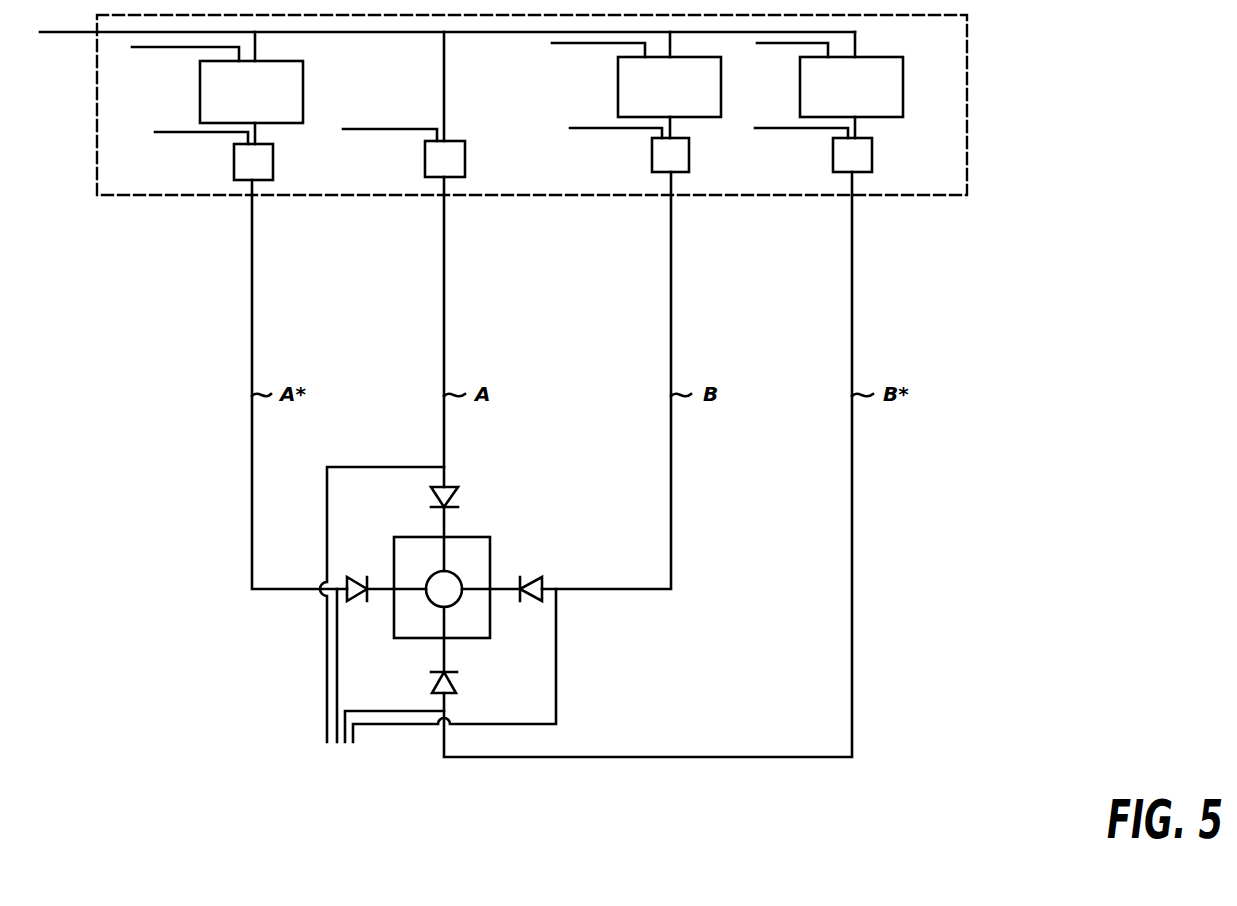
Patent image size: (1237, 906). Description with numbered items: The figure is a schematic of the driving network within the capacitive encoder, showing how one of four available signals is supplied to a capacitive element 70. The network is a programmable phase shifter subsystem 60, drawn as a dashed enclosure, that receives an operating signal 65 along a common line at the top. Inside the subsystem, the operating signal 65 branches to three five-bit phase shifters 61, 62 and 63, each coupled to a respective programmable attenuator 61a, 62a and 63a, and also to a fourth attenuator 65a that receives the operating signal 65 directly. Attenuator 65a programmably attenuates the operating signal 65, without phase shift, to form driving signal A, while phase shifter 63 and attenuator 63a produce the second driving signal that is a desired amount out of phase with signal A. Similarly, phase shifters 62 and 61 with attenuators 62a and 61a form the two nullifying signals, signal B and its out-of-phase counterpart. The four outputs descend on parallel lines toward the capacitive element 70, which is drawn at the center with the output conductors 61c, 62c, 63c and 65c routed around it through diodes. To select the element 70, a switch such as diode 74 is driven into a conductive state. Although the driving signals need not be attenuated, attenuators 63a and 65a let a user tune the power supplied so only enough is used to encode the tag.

The programmable phase shifter subsystem 60 is at (967, 108).
The phase shifter 61 is at (903, 86).
The programmable attenuator 61a is at (872, 157).
The output line 61c is at (396, 711).
The phase shifter 62 is at (721, 86).
The programmable attenuator 62a is at (689, 157).
The output line 62c is at (556, 669).
The phase shifter 63 is at (303, 94).
The programmable attenuator 63a is at (273, 163).
The output line 63c is at (337, 656).
The operating signal 65 is at (70, 33).
The attenuator 65a is at (465, 162).
The output line 65c is at (325, 677).
The capacitive element 70 is at (478, 536).
The diode 74 is at (455, 485).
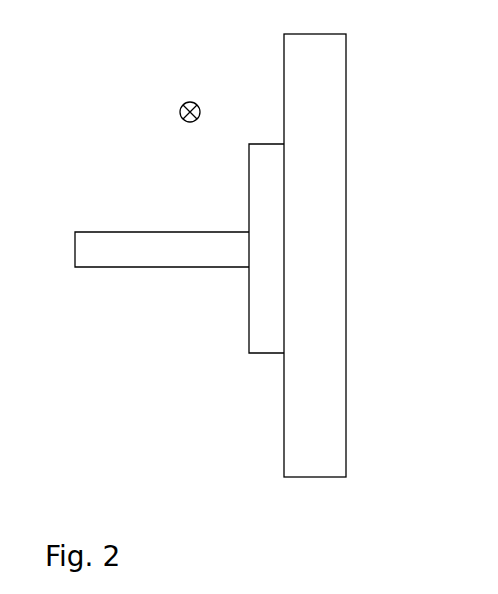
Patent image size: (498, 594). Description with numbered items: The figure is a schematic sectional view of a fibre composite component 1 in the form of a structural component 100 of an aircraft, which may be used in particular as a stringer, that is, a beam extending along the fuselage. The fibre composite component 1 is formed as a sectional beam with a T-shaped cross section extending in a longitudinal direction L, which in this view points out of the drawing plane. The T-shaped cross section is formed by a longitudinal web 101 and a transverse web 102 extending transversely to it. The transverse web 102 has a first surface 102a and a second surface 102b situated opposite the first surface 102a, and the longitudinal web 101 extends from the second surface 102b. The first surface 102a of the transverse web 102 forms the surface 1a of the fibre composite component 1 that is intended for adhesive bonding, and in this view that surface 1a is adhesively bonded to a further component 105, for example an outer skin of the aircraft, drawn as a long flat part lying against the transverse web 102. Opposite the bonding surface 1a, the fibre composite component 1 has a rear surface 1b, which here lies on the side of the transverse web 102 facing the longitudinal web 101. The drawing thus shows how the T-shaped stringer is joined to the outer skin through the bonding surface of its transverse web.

The fibre composite component 1 is at (112, 280).
The structural component 100 is at (112, 280).
The surface 1a is at (285, 313).
The rear surface 1b is at (249, 217).
The longitudinal web 101 is at (92, 240).
The transverse web 102 is at (261, 138).
The first surface 102a is at (285, 235).
The second surface 102b is at (248, 338).
The further component 105 is at (347, 82).
The longitudinal direction L is at (192, 100).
------------------------------------------------------------
> AIM
Extract word for word the lines of the listing, starting at its beginning and ending at the line that contains "The output line 62c is at (556, 669).", including that line. Leave the pictures out of your answer.

> TASK SOLUTION
Patent image size: (1237, 906). Description with numbered items: The figure is a schematic of the driving network within the capacitive encoder, showing how one of four available signals is supplied to a capacitive element 70. The network is a programmable phase shifter subsystem 60, drawn as a dashed enclosure, that receives an operating signal 65 along a common line at the top. Inside the subsystem, the operating signal 65 branches to three five-bit phase shifters 61, 62 and 63, each coupled to a respective programmable attenuator 61a, 62a and 63a, and also to a fourth attenuator 65a that receives the operating signal 65 directly. Attenuator 65a programmably attenuates the operating signal 65, without phase shift, to form driving signal A, while phase shifter 63 and attenuator 63a produce the second driving signal that is a desired amount out of phase with signal A. Similarly, phase shifters 62 and 61 with attenuators 62a and 61a form the two nullifying signals, signal B and its out-of-phase counterpart. The four outputs descend on parallel lines toward the capacitive element 70, which is drawn at the center with the output conductors 61c, 62c, 63c and 65c routed around it through diodes. To select the element 70, a switch such as diode 74 is driven into a conductive state. Although the driving signals need not be attenuated, attenuators 63a and 65a let a user tune the power supplied so only enough is used to encode the tag.

The programmable phase shifter subsystem 60 is at (967, 108).
The phase shifter 61 is at (903, 86).
The programmable attenuator 61a is at (872, 157).
The output line 61c is at (396, 711).
The phase shifter 62 is at (721, 86).
The programmable attenuator 62a is at (689, 157).
The output line 62c is at (556, 669).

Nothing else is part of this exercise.